Task instructions: Retype every one of the entries below line for line, keeping each character unchanged.

--- start of Task input ---

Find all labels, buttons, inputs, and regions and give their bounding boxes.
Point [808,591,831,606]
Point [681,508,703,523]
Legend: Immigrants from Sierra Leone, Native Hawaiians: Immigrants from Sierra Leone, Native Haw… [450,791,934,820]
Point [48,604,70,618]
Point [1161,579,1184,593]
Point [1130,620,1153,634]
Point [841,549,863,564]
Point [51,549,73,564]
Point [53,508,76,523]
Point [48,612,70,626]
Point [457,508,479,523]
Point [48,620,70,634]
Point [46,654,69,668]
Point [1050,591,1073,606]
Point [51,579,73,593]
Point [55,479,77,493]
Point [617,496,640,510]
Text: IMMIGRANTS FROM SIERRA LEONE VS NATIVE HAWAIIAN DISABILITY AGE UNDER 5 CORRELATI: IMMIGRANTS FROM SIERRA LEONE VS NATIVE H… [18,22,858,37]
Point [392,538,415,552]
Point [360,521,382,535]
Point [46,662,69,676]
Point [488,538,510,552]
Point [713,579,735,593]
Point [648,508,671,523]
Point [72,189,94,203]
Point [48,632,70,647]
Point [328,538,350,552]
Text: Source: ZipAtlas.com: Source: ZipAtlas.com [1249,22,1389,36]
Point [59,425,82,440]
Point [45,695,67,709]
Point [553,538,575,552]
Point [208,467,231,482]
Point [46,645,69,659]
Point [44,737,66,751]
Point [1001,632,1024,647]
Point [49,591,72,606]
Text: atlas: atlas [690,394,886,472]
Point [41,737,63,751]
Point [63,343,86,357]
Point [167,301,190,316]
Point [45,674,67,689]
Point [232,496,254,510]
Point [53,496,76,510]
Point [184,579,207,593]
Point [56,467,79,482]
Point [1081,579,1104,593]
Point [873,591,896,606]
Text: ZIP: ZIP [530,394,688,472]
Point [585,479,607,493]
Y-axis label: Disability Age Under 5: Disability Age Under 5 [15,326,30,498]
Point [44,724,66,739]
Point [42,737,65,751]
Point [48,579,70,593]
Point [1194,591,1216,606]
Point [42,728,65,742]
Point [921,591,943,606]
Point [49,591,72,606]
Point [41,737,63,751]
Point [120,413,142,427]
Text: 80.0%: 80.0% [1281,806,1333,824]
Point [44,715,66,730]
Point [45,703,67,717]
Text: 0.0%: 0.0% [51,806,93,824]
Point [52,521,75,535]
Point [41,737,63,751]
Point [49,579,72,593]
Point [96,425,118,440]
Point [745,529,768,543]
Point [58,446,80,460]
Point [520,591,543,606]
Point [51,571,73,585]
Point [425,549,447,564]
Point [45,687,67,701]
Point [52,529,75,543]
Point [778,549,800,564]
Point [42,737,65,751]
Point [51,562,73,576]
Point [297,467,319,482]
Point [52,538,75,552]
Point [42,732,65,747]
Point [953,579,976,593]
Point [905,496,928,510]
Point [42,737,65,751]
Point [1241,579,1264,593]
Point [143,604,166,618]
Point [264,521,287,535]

--- end of Task input ---

Solution below:
Find all labels, buttons, inputs, and regions and give their bounding boxes.
Point [808,591,831,606]
Point [681,508,703,523]
Legend: Immigrants from Sierra Leone, Native Hawaiians: Immigrants from Sierra Leone, Native Haw… [450,791,934,820]
Point [48,604,70,618]
Point [1161,579,1184,593]
Point [1130,620,1153,634]
Point [841,549,863,564]
Point [51,549,73,564]
Point [53,508,76,523]
Point [48,612,70,626]
Point [457,508,479,523]
Point [48,620,70,634]
Point [46,654,69,668]
Point [1050,591,1073,606]
Point [51,579,73,593]
Point [55,479,77,493]
Point [617,496,640,510]
Text: IMMIGRANTS FROM SIERRA LEONE VS NATIVE HAWAIIAN DISABILITY AGE UNDER 5 CORRELATI: IMMIGRANTS FROM SIERRA LEONE VS NATIVE H… [18,22,858,37]
Point [392,538,415,552]
Point [360,521,382,535]
Point [46,662,69,676]
Point [488,538,510,552]
Point [713,579,735,593]
Point [648,508,671,523]
Point [72,189,94,203]
Point [48,632,70,647]
Point [328,538,350,552]
Text: Source: ZipAtlas.com: Source: ZipAtlas.com [1249,22,1389,36]
Point [59,425,82,440]
Point [45,695,67,709]
Point [553,538,575,552]
Point [208,467,231,482]
Point [46,645,69,659]
Point [44,737,66,751]
Point [1001,632,1024,647]
Point [49,591,72,606]
Text: atlas: atlas [690,394,886,472]
Point [41,737,63,751]
Point [63,343,86,357]
Point [167,301,190,316]
Point [45,674,67,689]
Point [232,496,254,510]
Point [53,496,76,510]
Point [184,579,207,593]
Point [56,467,79,482]
Point [1081,579,1104,593]
Point [873,591,896,606]
Text: ZIP: ZIP [530,394,688,472]
Point [585,479,607,493]
Y-axis label: Disability Age Under 5: Disability Age Under 5 [15,326,30,498]
Point [44,724,66,739]
Point [42,737,65,751]
Point [48,579,70,593]
Point [1194,591,1216,606]
Point [42,728,65,742]
Point [921,591,943,606]
Point [49,591,72,606]
Point [41,737,63,751]
Point [120,413,142,427]
Text: 80.0%: 80.0% [1281,806,1333,824]
Point [44,715,66,730]
Point [45,703,67,717]
Text: 0.0%: 0.0% [51,806,93,824]
Point [52,521,75,535]
Point [41,737,63,751]
Point [49,579,72,593]
Point [96,425,118,440]
Point [745,529,768,543]
Point [58,446,80,460]
Point [520,591,543,606]
Point [51,571,73,585]
Point [425,549,447,564]
Point [45,687,67,701]
Point [52,529,75,543]
Point [778,549,800,564]
Point [42,737,65,751]
Point [51,562,73,576]
Point [297,467,319,482]
Point [52,538,75,552]
Point [42,732,65,747]
Point [953,579,976,593]
Point [905,496,928,510]
Point [42,737,65,751]
Point [1241,579,1264,593]
Point [143,604,166,618]
Point [264,521,287,535]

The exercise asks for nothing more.